## Records provided
---------------
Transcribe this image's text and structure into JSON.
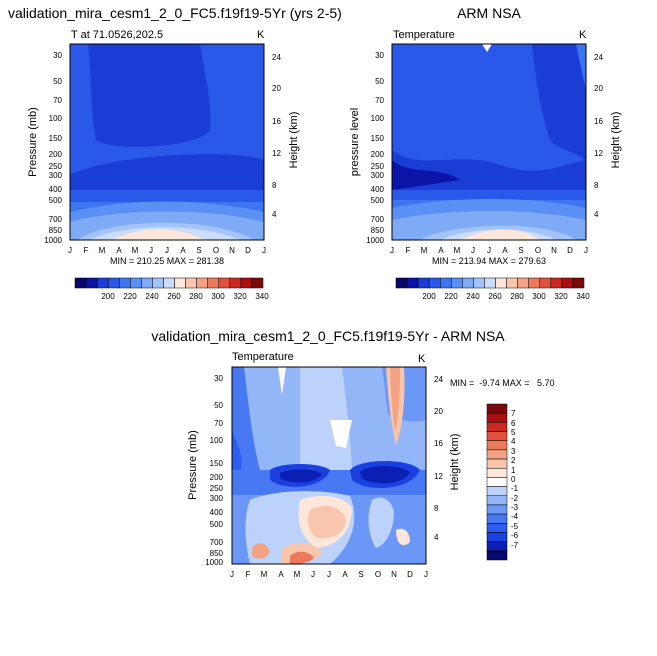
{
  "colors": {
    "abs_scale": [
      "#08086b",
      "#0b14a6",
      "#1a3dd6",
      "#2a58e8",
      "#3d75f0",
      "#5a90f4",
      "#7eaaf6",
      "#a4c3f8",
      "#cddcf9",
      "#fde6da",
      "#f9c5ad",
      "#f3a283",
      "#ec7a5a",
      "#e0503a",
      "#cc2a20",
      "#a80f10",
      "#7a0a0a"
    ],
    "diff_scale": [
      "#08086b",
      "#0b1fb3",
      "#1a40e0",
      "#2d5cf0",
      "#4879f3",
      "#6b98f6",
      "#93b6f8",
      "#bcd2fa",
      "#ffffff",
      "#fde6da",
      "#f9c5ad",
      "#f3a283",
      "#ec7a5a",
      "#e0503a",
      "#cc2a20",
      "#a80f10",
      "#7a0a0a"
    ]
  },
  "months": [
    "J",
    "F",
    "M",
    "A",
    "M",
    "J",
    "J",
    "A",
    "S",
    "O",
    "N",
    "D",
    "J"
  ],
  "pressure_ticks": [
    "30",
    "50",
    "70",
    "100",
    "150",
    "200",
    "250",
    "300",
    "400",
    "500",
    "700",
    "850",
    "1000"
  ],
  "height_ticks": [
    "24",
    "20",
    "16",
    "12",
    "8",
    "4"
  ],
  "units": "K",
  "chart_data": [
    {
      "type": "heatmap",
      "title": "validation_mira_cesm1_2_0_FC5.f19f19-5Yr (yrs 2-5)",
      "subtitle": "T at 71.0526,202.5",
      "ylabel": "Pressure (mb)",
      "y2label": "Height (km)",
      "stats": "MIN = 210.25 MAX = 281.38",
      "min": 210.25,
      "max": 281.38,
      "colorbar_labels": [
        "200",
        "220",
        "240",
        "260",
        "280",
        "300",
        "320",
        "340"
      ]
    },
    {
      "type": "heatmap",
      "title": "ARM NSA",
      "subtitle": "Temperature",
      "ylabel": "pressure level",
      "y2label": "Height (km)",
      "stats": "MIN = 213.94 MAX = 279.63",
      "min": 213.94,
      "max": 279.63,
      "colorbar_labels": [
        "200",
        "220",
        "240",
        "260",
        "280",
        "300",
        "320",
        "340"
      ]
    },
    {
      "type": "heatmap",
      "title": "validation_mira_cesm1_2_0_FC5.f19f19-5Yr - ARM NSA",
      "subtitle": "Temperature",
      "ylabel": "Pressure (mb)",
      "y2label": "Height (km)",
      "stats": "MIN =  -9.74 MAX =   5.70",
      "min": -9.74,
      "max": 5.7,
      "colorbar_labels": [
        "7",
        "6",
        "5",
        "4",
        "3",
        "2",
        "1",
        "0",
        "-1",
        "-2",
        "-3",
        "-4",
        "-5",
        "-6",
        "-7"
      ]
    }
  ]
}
---------------
## Exercise description
Take the records above and transcribe them exactly, dropping every picture.

## Task answer
Transcribe this image's text and structure into JSON.
{
  "colors": {
    "abs_scale": [
      "#08086b",
      "#0b14a6",
      "#1a3dd6",
      "#2a58e8",
      "#3d75f0",
      "#5a90f4",
      "#7eaaf6",
      "#a4c3f8",
      "#cddcf9",
      "#fde6da",
      "#f9c5ad",
      "#f3a283",
      "#ec7a5a",
      "#e0503a",
      "#cc2a20",
      "#a80f10",
      "#7a0a0a"
    ],
    "diff_scale": [
      "#08086b",
      "#0b1fb3",
      "#1a40e0",
      "#2d5cf0",
      "#4879f3",
      "#6b98f6",
      "#93b6f8",
      "#bcd2fa",
      "#ffffff",
      "#fde6da",
      "#f9c5ad",
      "#f3a283",
      "#ec7a5a",
      "#e0503a",
      "#cc2a20",
      "#a80f10",
      "#7a0a0a"
    ]
  },
  "months": [
    "J",
    "F",
    "M",
    "A",
    "M",
    "J",
    "J",
    "A",
    "S",
    "O",
    "N",
    "D",
    "J"
  ],
  "pressure_ticks": [
    "30",
    "50",
    "70",
    "100",
    "150",
    "200",
    "250",
    "300",
    "400",
    "500",
    "700",
    "850",
    "1000"
  ],
  "height_ticks": [
    "24",
    "20",
    "16",
    "12",
    "8",
    "4"
  ],
  "units": "K",
  "chart_data": [
    {
      "type": "heatmap",
      "title": "validation_mira_cesm1_2_0_FC5.f19f19-5Yr (yrs 2-5)",
      "subtitle": "T at 71.0526,202.5",
      "ylabel": "Pressure (mb)",
      "y2label": "Height (km)",
      "stats": "MIN = 210.25 MAX = 281.38",
      "min": 210.25,
      "max": 281.38,
      "colorbar_labels": [
        "200",
        "220",
        "240",
        "260",
        "280",
        "300",
        "320",
        "340"
      ]
    },
    {
      "type": "heatmap",
      "title": "ARM NSA",
      "subtitle": "Temperature",
      "ylabel": "pressure level",
      "y2label": "Height (km)",
      "stats": "MIN = 213.94 MAX = 279.63",
      "min": 213.94,
      "max": 279.63,
      "colorbar_labels": [
        "200",
        "220",
        "240",
        "260",
        "280",
        "300",
        "320",
        "340"
      ]
    },
    {
      "type": "heatmap",
      "title": "validation_mira_cesm1_2_0_FC5.f19f19-5Yr - ARM NSA",
      "subtitle": "Temperature",
      "ylabel": "Pressure (mb)",
      "y2label": "Height (km)",
      "stats": "MIN =  -9.74 MAX =   5.70",
      "min": -9.74,
      "max": 5.7,
      "colorbar_labels": [
        "7",
        "6",
        "5",
        "4",
        "3",
        "2",
        "1",
        "0",
        "-1",
        "-2",
        "-3",
        "-4",
        "-5",
        "-6",
        "-7"
      ]
    }
  ]
}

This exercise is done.